Requirements: Set down the material below word for word, excluding the pictures.

Given records:
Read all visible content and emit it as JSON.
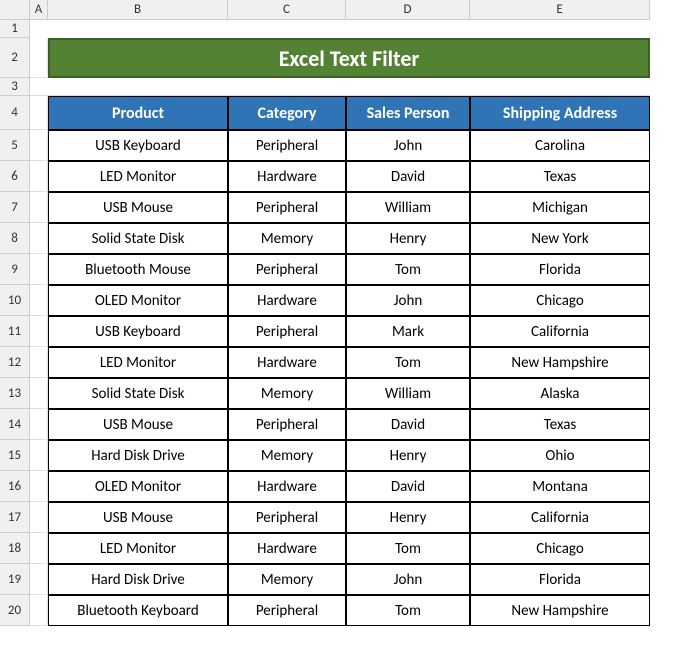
{
  "columns": [
    "A",
    "B",
    "C",
    "D",
    "E"
  ],
  "rows": [
    "1",
    "2",
    "3",
    "4",
    "5",
    "6",
    "7",
    "8",
    "9",
    "10",
    "11",
    "12",
    "13",
    "14",
    "15",
    "16",
    "17",
    "18",
    "19",
    "20"
  ],
  "title": "Excel Text Filter",
  "headers": {
    "b": "Product",
    "c": "Category",
    "d": "Sales Person",
    "e": "Shipping Address"
  },
  "data": [
    {
      "b": "USB Keyboard",
      "c": "Peripheral",
      "d": "John",
      "e": "Carolina"
    },
    {
      "b": "LED Monitor",
      "c": "Hardware",
      "d": "David",
      "e": "Texas"
    },
    {
      "b": "USB Mouse",
      "c": "Peripheral",
      "d": "William",
      "e": "Michigan"
    },
    {
      "b": "Solid State Disk",
      "c": "Memory",
      "d": "Henry",
      "e": "New York"
    },
    {
      "b": "Bluetooth Mouse",
      "c": "Peripheral",
      "d": "Tom",
      "e": "Florida"
    },
    {
      "b": "OLED Monitor",
      "c": "Hardware",
      "d": "John",
      "e": "Chicago"
    },
    {
      "b": "USB Keyboard",
      "c": "Peripheral",
      "d": "Mark",
      "e": "California"
    },
    {
      "b": "LED Monitor",
      "c": "Hardware",
      "d": "Tom",
      "e": "New Hampshire"
    },
    {
      "b": "Solid State Disk",
      "c": "Memory",
      "d": "William",
      "e": "Alaska"
    },
    {
      "b": "USB Mouse",
      "c": "Peripheral",
      "d": "David",
      "e": "Texas"
    },
    {
      "b": "Hard Disk Drive",
      "c": "Memory",
      "d": "Henry",
      "e": "Ohio"
    },
    {
      "b": "OLED Monitor",
      "c": "Hardware",
      "d": "David",
      "e": "Montana"
    },
    {
      "b": "USB Mouse",
      "c": "Peripheral",
      "d": "Henry",
      "e": "California"
    },
    {
      "b": "LED Monitor",
      "c": "Hardware",
      "d": "Tom",
      "e": "Chicago"
    },
    {
      "b": "Hard Disk Drive",
      "c": "Memory",
      "d": "John",
      "e": "Florida"
    },
    {
      "b": "Bluetooth Keyboard",
      "c": "Peripheral",
      "d": "Tom",
      "e": "New Hampshire"
    }
  ]
}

Response to the task:
Read all visible content and emit it as JSON.
{
  "columns": [
    "A",
    "B",
    "C",
    "D",
    "E"
  ],
  "rows": [
    "1",
    "2",
    "3",
    "4",
    "5",
    "6",
    "7",
    "8",
    "9",
    "10",
    "11",
    "12",
    "13",
    "14",
    "15",
    "16",
    "17",
    "18",
    "19",
    "20"
  ],
  "title": "Excel Text Filter",
  "headers": {
    "b": "Product",
    "c": "Category",
    "d": "Sales Person",
    "e": "Shipping Address"
  },
  "data": [
    {
      "b": "USB Keyboard",
      "c": "Peripheral",
      "d": "John",
      "e": "Carolina"
    },
    {
      "b": "LED Monitor",
      "c": "Hardware",
      "d": "David",
      "e": "Texas"
    },
    {
      "b": "USB Mouse",
      "c": "Peripheral",
      "d": "William",
      "e": "Michigan"
    },
    {
      "b": "Solid State Disk",
      "c": "Memory",
      "d": "Henry",
      "e": "New York"
    },
    {
      "b": "Bluetooth Mouse",
      "c": "Peripheral",
      "d": "Tom",
      "e": "Florida"
    },
    {
      "b": "OLED Monitor",
      "c": "Hardware",
      "d": "John",
      "e": "Chicago"
    },
    {
      "b": "USB Keyboard",
      "c": "Peripheral",
      "d": "Mark",
      "e": "California"
    },
    {
      "b": "LED Monitor",
      "c": "Hardware",
      "d": "Tom",
      "e": "New Hampshire"
    },
    {
      "b": "Solid State Disk",
      "c": "Memory",
      "d": "William",
      "e": "Alaska"
    },
    {
      "b": "USB Mouse",
      "c": "Peripheral",
      "d": "David",
      "e": "Texas"
    },
    {
      "b": "Hard Disk Drive",
      "c": "Memory",
      "d": "Henry",
      "e": "Ohio"
    },
    {
      "b": "OLED Monitor",
      "c": "Hardware",
      "d": "David",
      "e": "Montana"
    },
    {
      "b": "USB Mouse",
      "c": "Peripheral",
      "d": "Henry",
      "e": "California"
    },
    {
      "b": "LED Monitor",
      "c": "Hardware",
      "d": "Tom",
      "e": "Chicago"
    },
    {
      "b": "Hard Disk Drive",
      "c": "Memory",
      "d": "John",
      "e": "Florida"
    },
    {
      "b": "Bluetooth Keyboard",
      "c": "Peripheral",
      "d": "Tom",
      "e": "New Hampshire"
    }
  ]
}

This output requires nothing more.